*Request*
Drop every picture and give the entries back exactly.

*Provided data*
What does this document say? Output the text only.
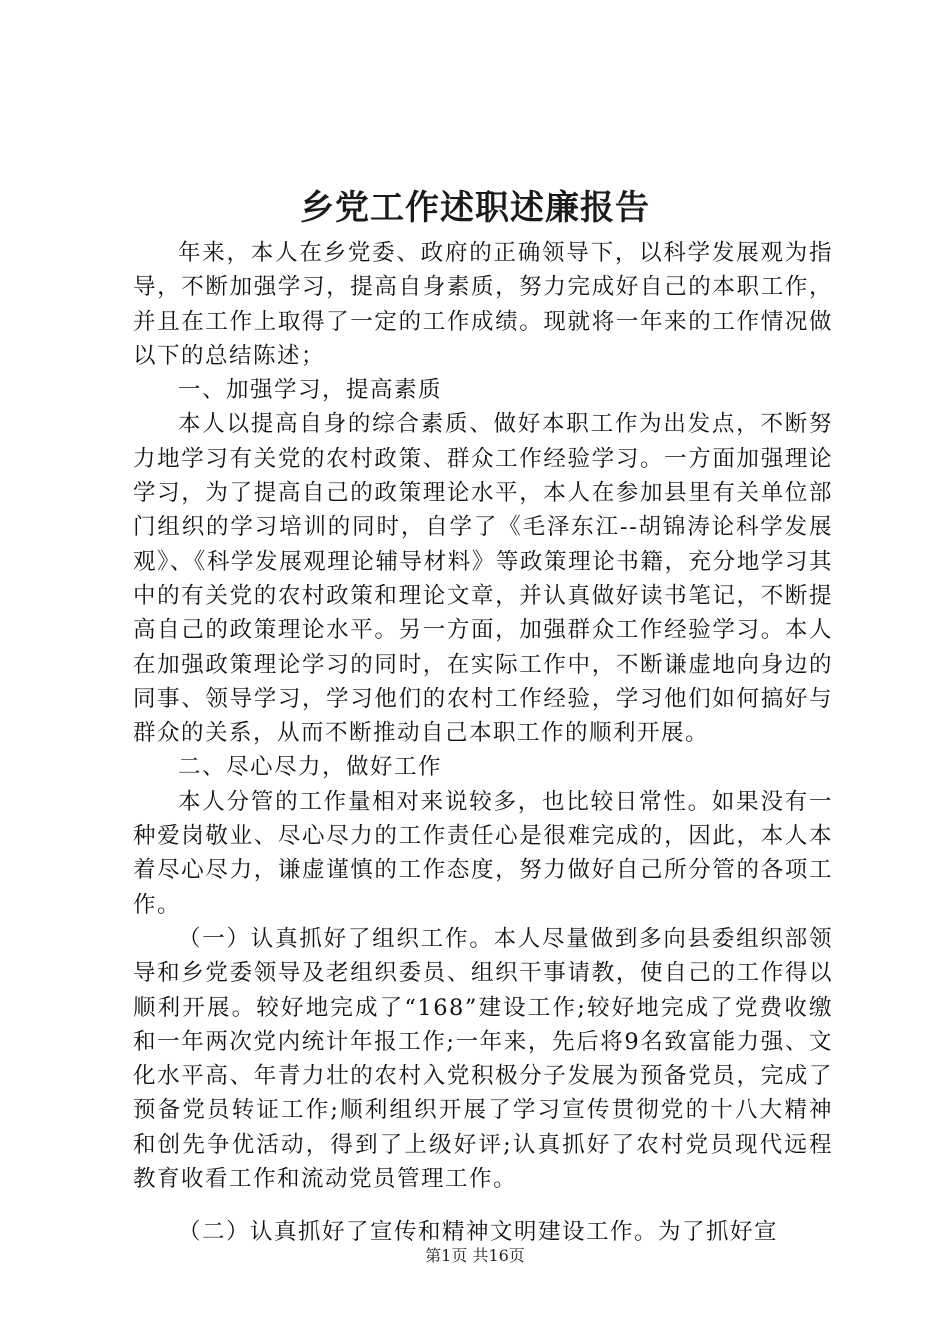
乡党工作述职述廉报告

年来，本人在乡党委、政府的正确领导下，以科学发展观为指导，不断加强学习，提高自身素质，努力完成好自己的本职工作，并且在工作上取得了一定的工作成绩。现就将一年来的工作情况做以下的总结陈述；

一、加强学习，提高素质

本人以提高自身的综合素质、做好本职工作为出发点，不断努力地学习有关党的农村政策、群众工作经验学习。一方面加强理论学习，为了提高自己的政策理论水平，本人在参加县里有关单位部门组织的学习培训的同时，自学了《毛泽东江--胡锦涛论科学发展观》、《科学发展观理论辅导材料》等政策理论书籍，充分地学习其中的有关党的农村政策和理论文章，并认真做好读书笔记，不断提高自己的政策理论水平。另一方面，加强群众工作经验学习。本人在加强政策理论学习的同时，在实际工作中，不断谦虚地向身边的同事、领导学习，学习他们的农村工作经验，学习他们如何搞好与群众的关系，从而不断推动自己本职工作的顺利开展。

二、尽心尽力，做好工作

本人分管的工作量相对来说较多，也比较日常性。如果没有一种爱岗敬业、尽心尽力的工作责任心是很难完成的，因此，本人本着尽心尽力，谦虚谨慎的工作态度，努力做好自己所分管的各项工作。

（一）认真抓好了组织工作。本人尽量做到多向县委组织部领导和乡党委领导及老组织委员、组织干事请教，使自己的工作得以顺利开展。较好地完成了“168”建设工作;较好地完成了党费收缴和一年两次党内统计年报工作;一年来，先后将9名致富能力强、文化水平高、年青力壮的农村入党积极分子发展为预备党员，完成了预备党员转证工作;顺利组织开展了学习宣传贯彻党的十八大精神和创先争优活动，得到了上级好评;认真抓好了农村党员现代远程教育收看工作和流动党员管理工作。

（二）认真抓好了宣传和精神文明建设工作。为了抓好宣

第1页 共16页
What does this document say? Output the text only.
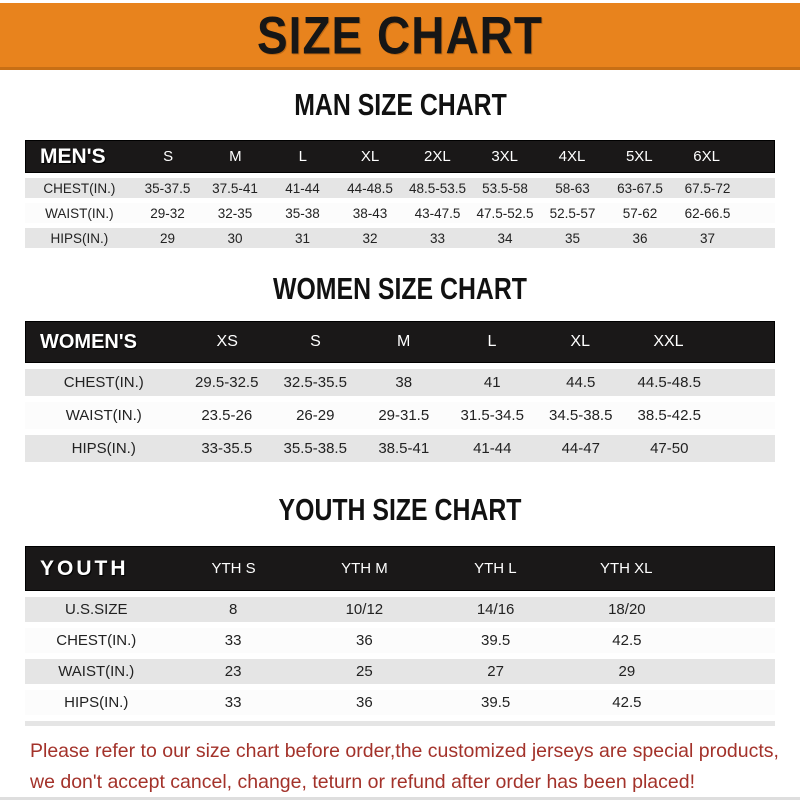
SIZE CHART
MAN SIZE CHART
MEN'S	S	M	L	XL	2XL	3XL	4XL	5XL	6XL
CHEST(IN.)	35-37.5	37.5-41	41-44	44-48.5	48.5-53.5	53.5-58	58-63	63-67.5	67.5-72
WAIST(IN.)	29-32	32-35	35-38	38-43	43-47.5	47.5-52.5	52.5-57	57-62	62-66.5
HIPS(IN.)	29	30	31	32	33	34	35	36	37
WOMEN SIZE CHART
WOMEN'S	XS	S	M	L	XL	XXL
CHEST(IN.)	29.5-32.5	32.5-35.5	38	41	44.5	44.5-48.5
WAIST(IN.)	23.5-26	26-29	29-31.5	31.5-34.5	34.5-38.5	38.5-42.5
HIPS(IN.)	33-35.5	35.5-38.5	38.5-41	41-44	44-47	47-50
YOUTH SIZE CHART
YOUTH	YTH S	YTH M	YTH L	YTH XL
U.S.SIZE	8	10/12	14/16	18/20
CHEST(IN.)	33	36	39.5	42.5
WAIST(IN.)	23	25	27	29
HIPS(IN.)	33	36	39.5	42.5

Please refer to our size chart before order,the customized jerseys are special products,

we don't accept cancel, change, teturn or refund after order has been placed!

*Reply to the task*
What does this document say? Output the text only.
乡党工作述职述廉报告

年来，本人在乡党委、政府的正确领导下，以科学发展观为指导，不断加强学习，提高自身素质，努力完成好自己的本职工作，并且在工作上取得了一定的工作成绩。现就将一年来的工作情况做以下的总结陈述；

一、加强学习，提高素质

本人以提高自身的综合素质、做好本职工作为出发点，不断努力地学习有关党的农村政策、群众工作经验学习。一方面加强理论学习，为了提高自己的政策理论水平，本人在参加县里有关单位部门组织的学习培训的同时，自学了《毛泽东江--胡锦涛论科学发展观》、《科学发展观理论辅导材料》等政策理论书籍，充分地学习其中的有关党的农村政策和理论文章，并认真做好读书笔记，不断提高自己的政策理论水平。另一方面，加强群众工作经验学习。本人在加强政策理论学习的同时，在实际工作中，不断谦虚地向身边的同事、领导学习，学习他们的农村工作经验，学习他们如何搞好与群众的关系，从而不断推动自己本职工作的顺利开展。

二、尽心尽力，做好工作

本人分管的工作量相对来说较多，也比较日常性。如果没有一种爱岗敬业、尽心尽力的工作责任心是很难完成的，因此，本人本着尽心尽力，谦虚谨慎的工作态度，努力做好自己所分管的各项工作。

（一）认真抓好了组织工作。本人尽量做到多向县委组织部领导和乡党委领导及老组织委员、组织干事请教，使自己的工作得以顺利开展。较好地完成了“168”建设工作;较好地完成了党费收缴和一年两次党内统计年报工作;一年来，先后将9名致富能力强、文化水平高、年青力壮的农村入党积极分子发展为预备党员，完成了预备党员转证工作;顺利组织开展了学习宣传贯彻党的十八大精神和创先争优活动，得到了上级好评;认真抓好了农村党员现代远程教育收看工作和流动党员管理工作。

（二）认真抓好了宣传和精神文明建设工作。为了抓好宣

第1页 共16页
What does this document say? Output the text only.
SIZE CHART
MAN SIZE CHART
MEN'S	S	M	L	XL	2XL	3XL	4XL	5XL	6XL
CHEST(IN.)	35-37.5	37.5-41	41-44	44-48.5	48.5-53.5	53.5-58	58-63	63-67.5	67.5-72
WAIST(IN.)	29-32	32-35	35-38	38-43	43-47.5	47.5-52.5	52.5-57	57-62	62-66.5
HIPS(IN.)	29	30	31	32	33	34	35	36	37
WOMEN SIZE CHART
WOMEN'S	XS	S	M	L	XL	XXL
CHEST(IN.)	29.5-32.5	32.5-35.5	38	41	44.5	44.5-48.5
WAIST(IN.)	23.5-26	26-29	29-31.5	31.5-34.5	34.5-38.5	38.5-42.5
HIPS(IN.)	33-35.5	35.5-38.5	38.5-41	41-44	44-47	47-50
YOUTH SIZE CHART
YOUTH	YTH S	YTH M	YTH L	YTH XL
U.S.SIZE	8	10/12	14/16	18/20
CHEST(IN.)	33	36	39.5	42.5
WAIST(IN.)	23	25	27	29
HIPS(IN.)	33	36	39.5	42.5

Please refer to our size chart before order,the customized jerseys are special products,

we don't accept cancel, change, teturn or refund after order has been placed!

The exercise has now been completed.